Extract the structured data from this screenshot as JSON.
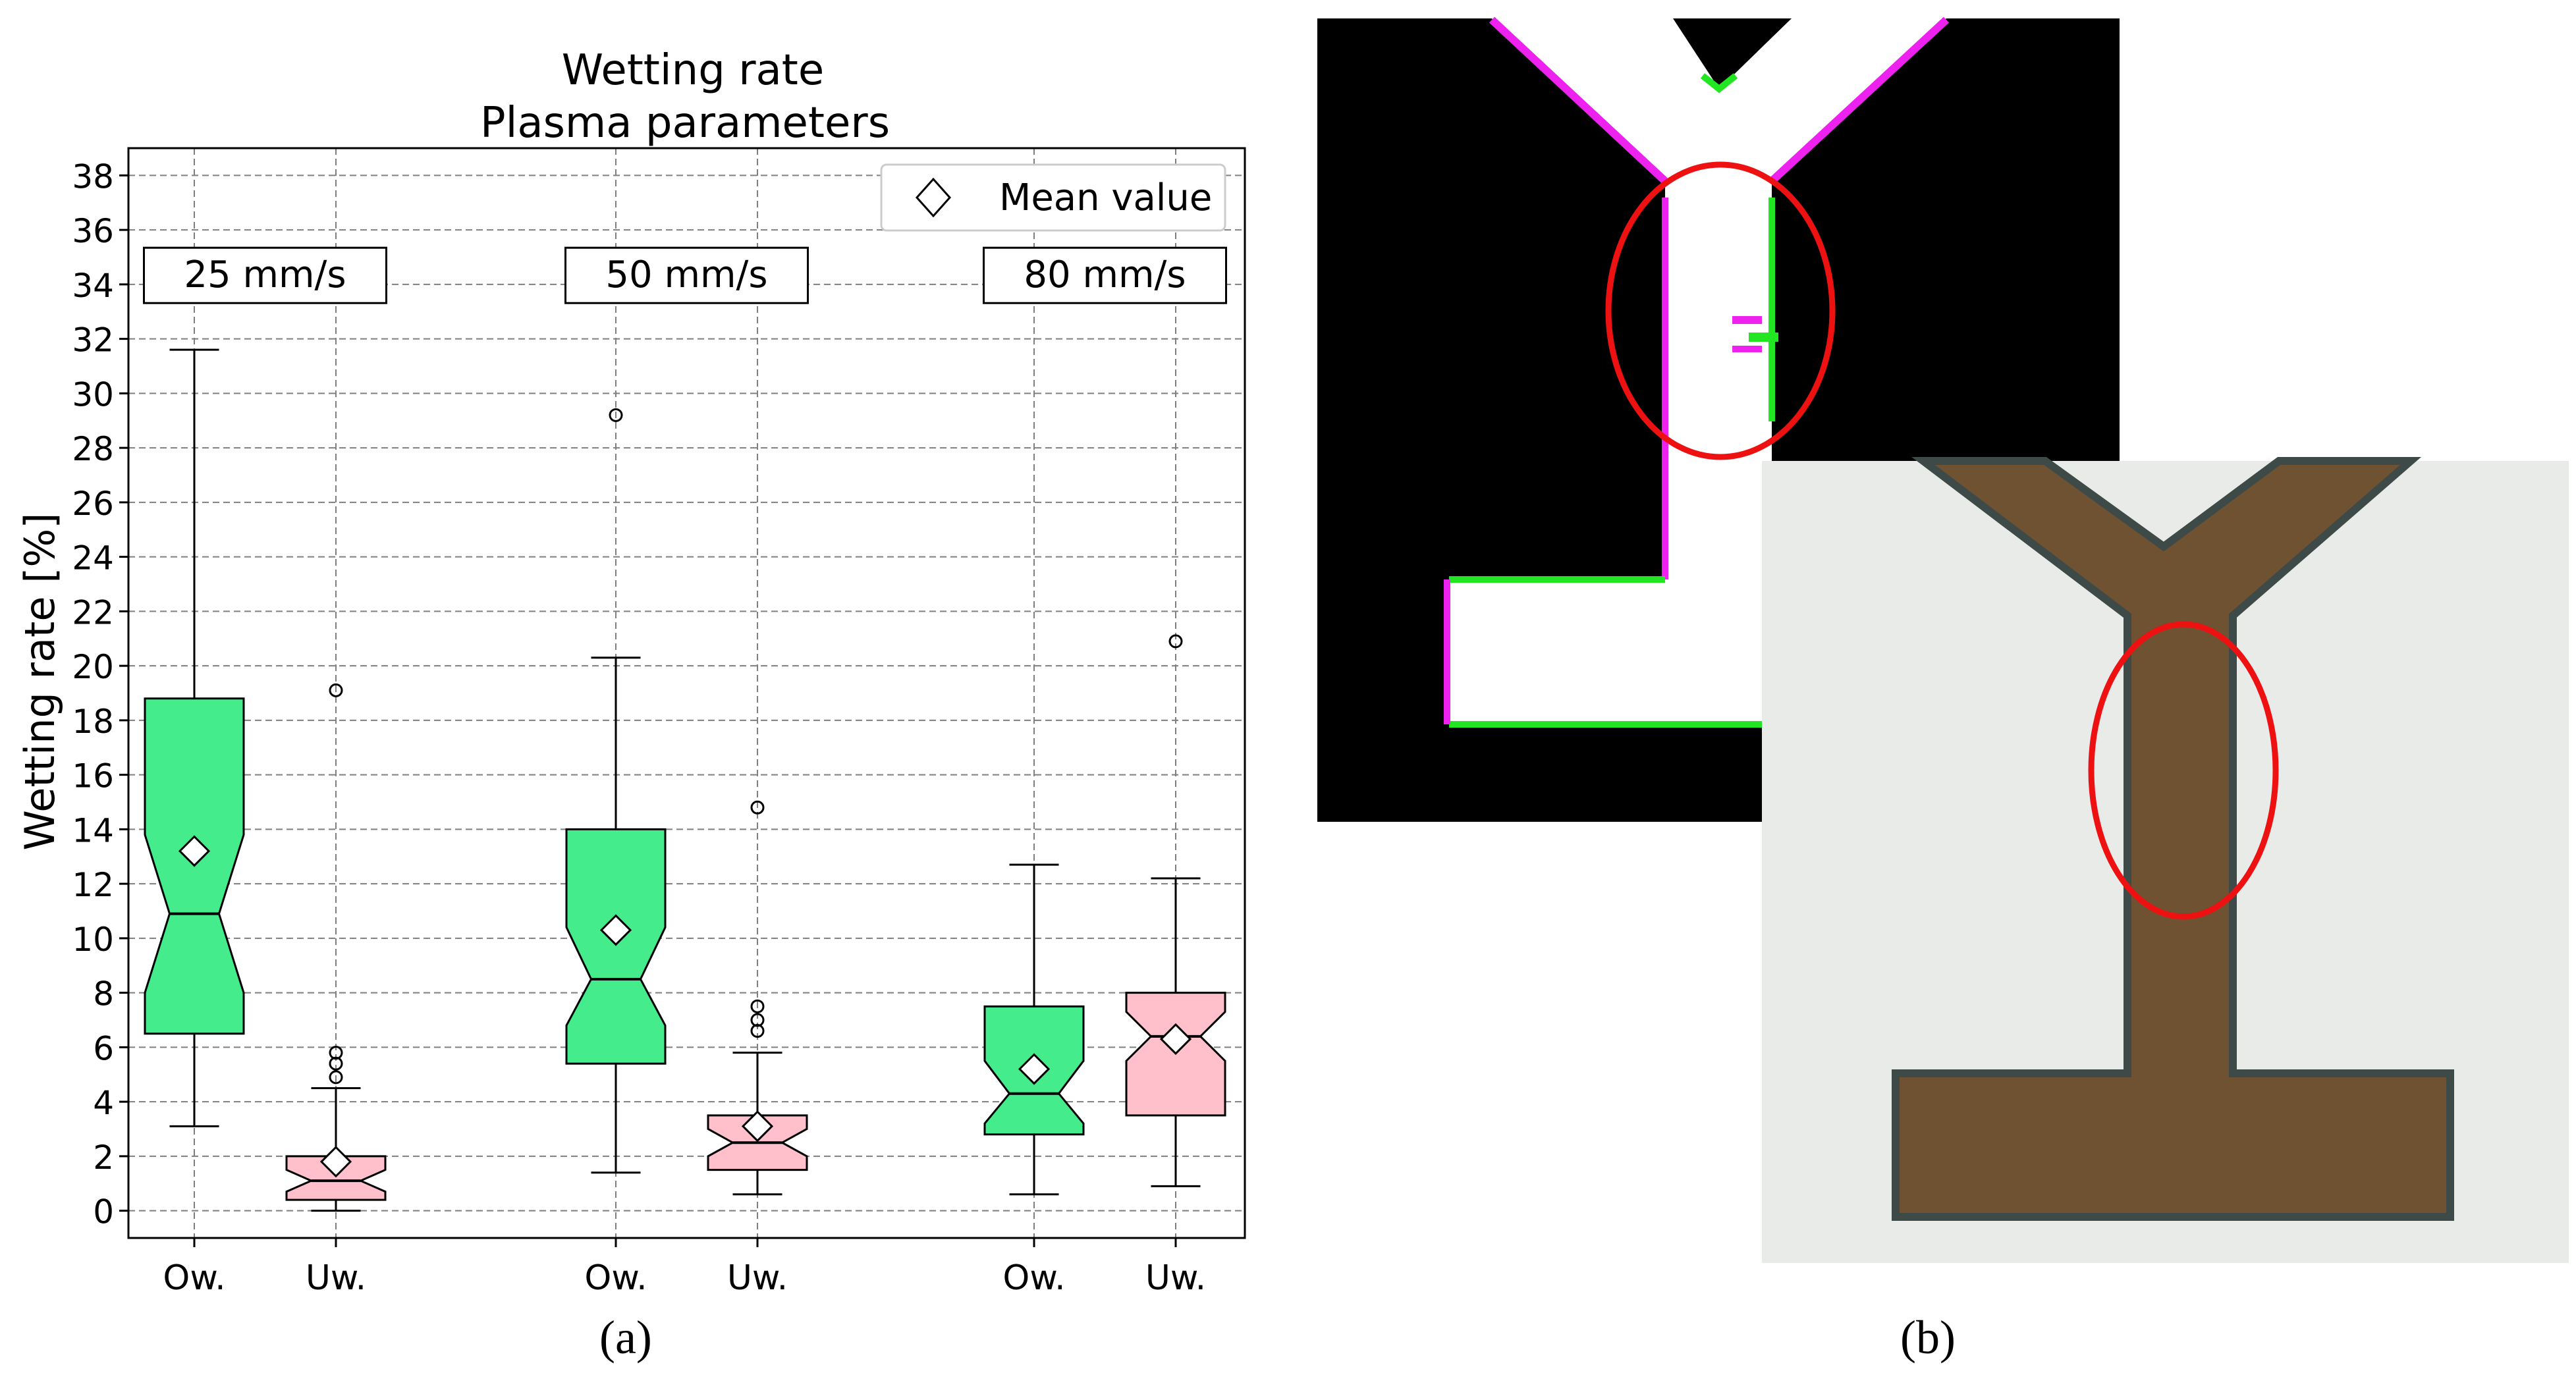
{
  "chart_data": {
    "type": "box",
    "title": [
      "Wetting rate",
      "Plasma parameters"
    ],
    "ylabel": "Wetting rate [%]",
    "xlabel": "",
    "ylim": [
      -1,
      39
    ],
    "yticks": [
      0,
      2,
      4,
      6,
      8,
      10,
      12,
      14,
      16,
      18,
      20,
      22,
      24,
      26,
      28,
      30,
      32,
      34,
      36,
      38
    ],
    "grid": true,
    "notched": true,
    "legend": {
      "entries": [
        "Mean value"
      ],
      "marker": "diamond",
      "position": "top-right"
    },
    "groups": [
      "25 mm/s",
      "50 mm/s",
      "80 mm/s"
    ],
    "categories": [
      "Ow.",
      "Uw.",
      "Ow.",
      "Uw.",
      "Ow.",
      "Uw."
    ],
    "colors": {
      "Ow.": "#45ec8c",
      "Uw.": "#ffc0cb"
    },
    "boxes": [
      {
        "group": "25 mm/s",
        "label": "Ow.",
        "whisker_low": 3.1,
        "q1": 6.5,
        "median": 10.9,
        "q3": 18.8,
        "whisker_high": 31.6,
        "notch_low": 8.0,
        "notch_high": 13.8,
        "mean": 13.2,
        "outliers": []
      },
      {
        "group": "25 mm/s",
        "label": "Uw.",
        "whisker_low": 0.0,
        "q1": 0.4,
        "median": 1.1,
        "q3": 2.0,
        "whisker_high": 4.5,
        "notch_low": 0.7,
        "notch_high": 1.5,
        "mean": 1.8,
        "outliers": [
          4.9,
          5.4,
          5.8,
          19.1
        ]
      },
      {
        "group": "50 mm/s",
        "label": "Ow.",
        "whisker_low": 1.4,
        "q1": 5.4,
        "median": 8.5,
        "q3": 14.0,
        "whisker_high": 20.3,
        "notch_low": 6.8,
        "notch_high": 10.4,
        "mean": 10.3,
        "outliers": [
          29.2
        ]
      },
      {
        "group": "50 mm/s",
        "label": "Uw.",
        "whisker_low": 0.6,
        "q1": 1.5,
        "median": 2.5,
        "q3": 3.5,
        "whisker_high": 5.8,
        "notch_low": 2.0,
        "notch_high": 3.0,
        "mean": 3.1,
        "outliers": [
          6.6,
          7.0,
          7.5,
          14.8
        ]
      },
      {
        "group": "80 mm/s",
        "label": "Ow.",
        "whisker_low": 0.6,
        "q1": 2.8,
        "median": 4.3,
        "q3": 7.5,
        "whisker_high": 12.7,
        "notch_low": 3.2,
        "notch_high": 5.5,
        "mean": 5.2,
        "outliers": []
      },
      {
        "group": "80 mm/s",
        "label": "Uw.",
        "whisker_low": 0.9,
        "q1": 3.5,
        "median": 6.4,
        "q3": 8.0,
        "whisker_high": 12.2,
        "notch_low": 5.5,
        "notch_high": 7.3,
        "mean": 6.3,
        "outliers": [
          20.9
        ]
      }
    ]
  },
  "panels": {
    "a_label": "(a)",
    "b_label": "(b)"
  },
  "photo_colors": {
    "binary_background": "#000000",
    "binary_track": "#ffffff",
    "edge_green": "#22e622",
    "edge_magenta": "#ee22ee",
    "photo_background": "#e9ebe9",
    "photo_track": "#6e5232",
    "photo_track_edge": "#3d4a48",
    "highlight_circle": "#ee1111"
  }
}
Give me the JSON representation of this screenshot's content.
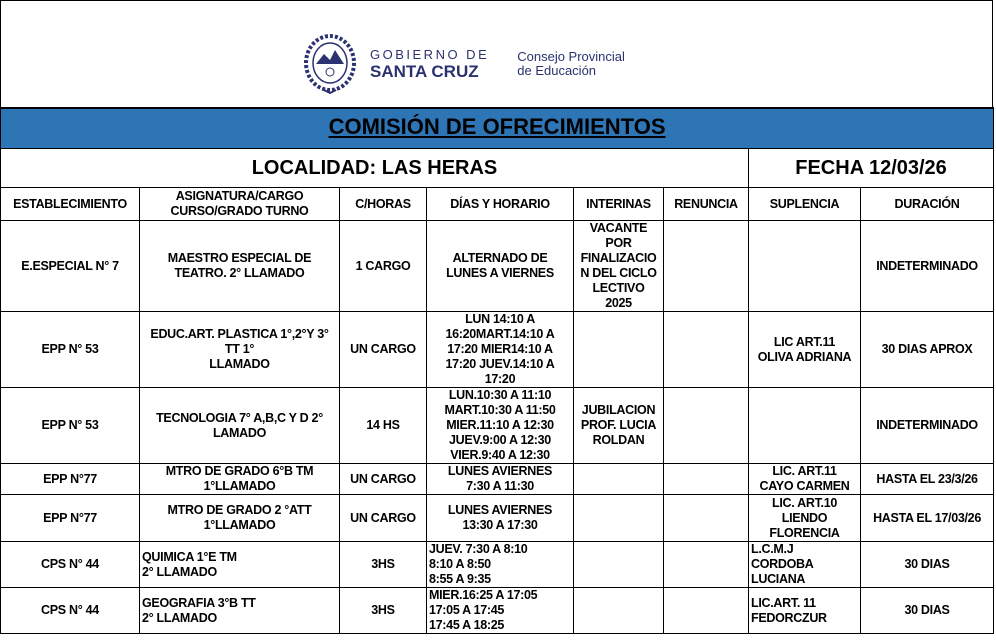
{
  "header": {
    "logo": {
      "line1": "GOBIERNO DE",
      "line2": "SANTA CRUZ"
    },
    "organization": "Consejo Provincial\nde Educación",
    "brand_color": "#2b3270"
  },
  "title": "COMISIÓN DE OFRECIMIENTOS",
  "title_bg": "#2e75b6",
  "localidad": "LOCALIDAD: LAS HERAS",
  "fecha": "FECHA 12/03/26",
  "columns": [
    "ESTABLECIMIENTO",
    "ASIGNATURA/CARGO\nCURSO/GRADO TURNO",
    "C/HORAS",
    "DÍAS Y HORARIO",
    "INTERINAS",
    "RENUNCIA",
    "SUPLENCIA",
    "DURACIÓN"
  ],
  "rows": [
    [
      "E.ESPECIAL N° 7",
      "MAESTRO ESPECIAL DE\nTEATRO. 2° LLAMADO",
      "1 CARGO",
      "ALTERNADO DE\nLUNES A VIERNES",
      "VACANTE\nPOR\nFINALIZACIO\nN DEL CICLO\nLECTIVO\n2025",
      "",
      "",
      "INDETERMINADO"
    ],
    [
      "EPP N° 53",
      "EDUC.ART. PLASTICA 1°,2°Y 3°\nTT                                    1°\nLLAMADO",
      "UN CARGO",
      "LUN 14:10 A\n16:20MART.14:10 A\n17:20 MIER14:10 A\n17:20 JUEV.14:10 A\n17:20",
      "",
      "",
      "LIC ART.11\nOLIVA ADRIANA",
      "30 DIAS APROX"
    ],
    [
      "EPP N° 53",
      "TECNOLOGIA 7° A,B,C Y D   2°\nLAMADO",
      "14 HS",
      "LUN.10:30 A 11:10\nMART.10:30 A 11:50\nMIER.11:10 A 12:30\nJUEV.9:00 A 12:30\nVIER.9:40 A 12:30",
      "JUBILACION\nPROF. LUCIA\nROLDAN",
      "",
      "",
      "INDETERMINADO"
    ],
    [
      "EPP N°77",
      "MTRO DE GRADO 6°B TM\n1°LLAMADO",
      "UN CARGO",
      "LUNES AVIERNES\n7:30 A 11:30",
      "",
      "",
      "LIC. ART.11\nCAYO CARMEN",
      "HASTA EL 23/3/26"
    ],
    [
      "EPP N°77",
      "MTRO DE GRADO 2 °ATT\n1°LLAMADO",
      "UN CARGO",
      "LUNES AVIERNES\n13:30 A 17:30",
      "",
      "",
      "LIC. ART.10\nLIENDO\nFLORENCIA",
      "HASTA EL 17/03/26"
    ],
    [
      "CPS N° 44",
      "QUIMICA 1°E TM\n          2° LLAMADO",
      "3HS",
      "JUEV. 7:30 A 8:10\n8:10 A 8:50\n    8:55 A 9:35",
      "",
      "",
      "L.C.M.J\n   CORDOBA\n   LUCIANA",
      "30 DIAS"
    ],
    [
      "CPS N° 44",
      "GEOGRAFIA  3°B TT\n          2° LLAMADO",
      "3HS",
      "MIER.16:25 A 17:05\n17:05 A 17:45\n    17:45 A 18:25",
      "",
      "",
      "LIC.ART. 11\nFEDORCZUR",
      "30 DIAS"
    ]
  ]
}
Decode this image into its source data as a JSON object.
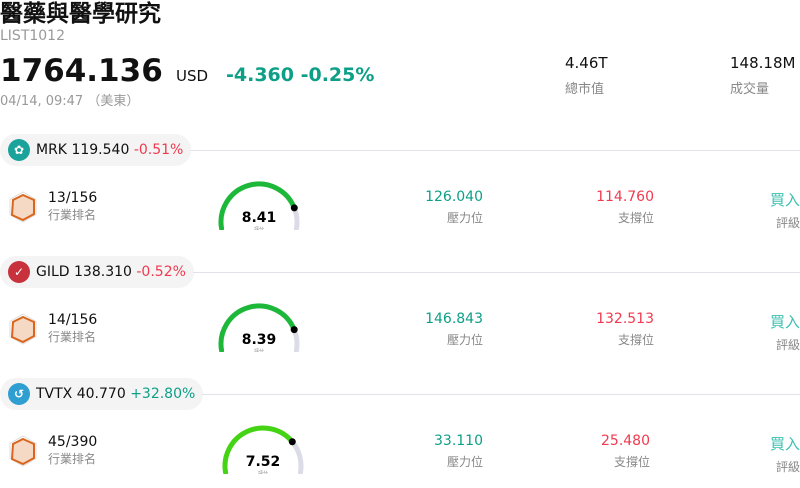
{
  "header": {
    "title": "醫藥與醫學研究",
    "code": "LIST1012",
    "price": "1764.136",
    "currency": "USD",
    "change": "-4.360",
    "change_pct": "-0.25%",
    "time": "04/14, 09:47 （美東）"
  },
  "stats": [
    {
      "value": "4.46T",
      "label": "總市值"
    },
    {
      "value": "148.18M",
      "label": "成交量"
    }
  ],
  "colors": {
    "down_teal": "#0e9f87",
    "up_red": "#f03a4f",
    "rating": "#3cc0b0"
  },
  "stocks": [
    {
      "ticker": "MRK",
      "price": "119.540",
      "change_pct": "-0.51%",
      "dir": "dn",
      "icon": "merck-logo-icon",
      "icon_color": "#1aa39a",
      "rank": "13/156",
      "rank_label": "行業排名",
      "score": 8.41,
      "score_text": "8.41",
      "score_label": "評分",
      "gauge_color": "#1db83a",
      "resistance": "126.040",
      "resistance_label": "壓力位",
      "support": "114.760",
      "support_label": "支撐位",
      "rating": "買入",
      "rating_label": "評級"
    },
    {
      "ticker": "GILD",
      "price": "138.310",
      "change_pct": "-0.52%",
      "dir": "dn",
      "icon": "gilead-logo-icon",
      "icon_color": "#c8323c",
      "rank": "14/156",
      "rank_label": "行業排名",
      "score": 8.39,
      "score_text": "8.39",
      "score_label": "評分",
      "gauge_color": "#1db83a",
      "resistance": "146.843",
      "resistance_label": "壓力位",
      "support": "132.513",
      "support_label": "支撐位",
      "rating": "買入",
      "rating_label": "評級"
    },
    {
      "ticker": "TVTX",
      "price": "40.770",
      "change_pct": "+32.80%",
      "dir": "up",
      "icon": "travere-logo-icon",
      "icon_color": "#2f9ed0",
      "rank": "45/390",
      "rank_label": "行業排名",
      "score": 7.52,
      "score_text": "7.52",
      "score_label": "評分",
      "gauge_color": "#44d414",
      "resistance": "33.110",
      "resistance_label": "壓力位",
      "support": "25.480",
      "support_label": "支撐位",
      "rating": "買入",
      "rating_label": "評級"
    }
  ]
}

■ WHAT THE TASK REQUIRES: In the entries above, locate every line with the word "GRADO" and copy it.

■ THE ANSWER:
    "ASIGNATURA/CARGO\nCURSO/GRADO TURNO",
      "MTRO DE GRADO 6°B TM\n1°LLAMADO",
      "MTRO DE GRADO 2 °ATT\n1°LLAMADO",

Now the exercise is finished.